-- PROBLEM DETAILS --
Copy every line from the records below that holds the word "structured".

-- INPUT DATA --
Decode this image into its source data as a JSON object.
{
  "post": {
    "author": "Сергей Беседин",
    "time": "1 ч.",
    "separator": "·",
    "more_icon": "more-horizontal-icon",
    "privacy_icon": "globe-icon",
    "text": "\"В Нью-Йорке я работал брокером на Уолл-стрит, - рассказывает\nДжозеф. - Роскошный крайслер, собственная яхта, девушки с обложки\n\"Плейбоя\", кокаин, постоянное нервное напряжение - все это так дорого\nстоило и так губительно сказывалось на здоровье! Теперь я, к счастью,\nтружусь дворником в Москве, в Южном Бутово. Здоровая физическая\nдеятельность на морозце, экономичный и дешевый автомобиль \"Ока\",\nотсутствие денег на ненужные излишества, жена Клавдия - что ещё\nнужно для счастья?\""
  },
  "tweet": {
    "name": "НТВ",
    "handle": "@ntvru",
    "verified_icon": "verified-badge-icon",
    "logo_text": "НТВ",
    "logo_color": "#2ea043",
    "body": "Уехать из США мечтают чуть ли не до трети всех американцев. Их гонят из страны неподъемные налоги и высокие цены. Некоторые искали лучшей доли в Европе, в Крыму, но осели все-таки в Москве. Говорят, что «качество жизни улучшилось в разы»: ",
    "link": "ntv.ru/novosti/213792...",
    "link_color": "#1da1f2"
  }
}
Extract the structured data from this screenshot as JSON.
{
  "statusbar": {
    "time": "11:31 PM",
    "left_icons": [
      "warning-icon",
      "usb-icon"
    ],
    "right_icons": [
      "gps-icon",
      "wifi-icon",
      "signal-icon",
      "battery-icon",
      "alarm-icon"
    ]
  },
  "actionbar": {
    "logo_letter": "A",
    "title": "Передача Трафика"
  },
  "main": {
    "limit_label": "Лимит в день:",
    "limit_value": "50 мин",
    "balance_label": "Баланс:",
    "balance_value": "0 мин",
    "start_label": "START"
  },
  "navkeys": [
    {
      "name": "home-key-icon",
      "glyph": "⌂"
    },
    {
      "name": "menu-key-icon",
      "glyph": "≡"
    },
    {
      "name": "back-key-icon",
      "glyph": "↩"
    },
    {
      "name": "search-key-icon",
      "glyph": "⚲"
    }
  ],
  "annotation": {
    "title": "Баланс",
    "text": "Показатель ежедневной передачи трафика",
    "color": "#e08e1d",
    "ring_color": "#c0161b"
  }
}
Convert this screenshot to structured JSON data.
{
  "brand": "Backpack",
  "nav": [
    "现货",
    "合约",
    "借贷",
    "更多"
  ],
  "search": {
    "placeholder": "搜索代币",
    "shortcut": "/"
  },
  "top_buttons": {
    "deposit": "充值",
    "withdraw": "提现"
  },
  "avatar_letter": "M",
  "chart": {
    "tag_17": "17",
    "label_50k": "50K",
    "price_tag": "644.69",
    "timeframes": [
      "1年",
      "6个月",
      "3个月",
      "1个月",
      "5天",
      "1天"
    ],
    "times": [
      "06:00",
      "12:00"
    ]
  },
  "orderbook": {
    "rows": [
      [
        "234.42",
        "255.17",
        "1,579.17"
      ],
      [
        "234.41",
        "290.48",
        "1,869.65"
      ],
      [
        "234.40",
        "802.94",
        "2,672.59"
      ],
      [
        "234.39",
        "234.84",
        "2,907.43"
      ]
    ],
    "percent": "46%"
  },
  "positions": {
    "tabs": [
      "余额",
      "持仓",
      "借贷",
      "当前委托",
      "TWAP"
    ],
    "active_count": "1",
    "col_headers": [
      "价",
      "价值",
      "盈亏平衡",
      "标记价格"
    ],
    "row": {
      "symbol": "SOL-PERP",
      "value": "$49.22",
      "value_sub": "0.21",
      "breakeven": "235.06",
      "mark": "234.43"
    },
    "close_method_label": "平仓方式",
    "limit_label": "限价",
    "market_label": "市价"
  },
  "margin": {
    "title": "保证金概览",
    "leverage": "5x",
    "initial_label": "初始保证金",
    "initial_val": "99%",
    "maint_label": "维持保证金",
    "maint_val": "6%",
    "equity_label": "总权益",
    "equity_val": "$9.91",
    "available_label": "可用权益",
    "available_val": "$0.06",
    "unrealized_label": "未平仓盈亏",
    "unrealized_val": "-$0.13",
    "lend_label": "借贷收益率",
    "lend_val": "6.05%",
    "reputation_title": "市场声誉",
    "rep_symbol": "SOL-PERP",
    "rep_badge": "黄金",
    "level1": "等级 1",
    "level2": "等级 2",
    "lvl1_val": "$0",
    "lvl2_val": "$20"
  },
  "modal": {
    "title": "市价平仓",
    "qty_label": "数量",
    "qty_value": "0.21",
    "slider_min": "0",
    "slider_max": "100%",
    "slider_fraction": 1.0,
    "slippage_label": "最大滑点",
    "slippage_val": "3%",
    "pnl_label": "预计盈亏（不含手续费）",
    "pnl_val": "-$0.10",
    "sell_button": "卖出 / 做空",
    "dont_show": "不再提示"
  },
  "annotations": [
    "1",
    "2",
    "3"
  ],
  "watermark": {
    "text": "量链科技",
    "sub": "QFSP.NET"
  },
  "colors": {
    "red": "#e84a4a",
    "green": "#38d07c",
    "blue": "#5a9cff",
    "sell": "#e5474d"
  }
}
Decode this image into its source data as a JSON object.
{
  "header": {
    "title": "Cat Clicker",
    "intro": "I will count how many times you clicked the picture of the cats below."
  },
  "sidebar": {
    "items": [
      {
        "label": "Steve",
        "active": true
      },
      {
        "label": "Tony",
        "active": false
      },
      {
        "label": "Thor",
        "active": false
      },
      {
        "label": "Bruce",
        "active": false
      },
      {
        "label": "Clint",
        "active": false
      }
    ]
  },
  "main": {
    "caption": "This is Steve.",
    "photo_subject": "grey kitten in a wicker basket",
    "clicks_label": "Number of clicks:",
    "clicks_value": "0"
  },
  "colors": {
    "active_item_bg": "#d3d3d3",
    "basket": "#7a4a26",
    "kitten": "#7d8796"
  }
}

-- COMPLETE ANSWER --
Extract the structured data from this screenshot as JSON.
Convert this screenshot to structured JSON data.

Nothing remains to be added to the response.